Restate the entries below verbatim.

Start MATERIAL PROVIDED

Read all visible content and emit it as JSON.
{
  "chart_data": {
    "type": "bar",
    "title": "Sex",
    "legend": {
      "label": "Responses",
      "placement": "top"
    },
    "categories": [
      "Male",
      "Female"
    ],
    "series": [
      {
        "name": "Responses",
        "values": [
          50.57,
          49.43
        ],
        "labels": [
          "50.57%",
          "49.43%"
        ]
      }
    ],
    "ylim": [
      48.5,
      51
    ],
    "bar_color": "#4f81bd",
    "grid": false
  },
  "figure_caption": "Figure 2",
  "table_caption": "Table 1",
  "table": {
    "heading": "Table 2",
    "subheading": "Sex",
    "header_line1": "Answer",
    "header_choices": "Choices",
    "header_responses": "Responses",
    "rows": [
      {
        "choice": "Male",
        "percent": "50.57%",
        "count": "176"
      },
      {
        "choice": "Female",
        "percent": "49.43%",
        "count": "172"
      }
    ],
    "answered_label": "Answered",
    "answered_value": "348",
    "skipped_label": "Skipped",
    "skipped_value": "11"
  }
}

End MATERIAL PROVIDED

**TASK SOLUTION**
Read all visible content and emit it as JSON.
{
  "chart_data": {
    "type": "bar",
    "title": "Sex",
    "legend": {
      "label": "Responses",
      "placement": "top"
    },
    "categories": [
      "Male",
      "Female"
    ],
    "series": [
      {
        "name": "Responses",
        "values": [
          50.57,
          49.43
        ],
        "labels": [
          "50.57%",
          "49.43%"
        ]
      }
    ],
    "ylim": [
      48.5,
      51
    ],
    "bar_color": "#4f81bd",
    "grid": false
  },
  "figure_caption": "Figure 2",
  "table_caption": "Table 1",
  "table": {
    "heading": "Table 2",
    "subheading": "Sex",
    "header_line1": "Answer",
    "header_choices": "Choices",
    "header_responses": "Responses",
    "rows": [
      {
        "choice": "Male",
        "percent": "50.57%",
        "count": "176"
      },
      {
        "choice": "Female",
        "percent": "49.43%",
        "count": "172"
      }
    ],
    "answered_label": "Answered",
    "answered_value": "348",
    "skipped_label": "Skipped",
    "skipped_value": "11"
  }
}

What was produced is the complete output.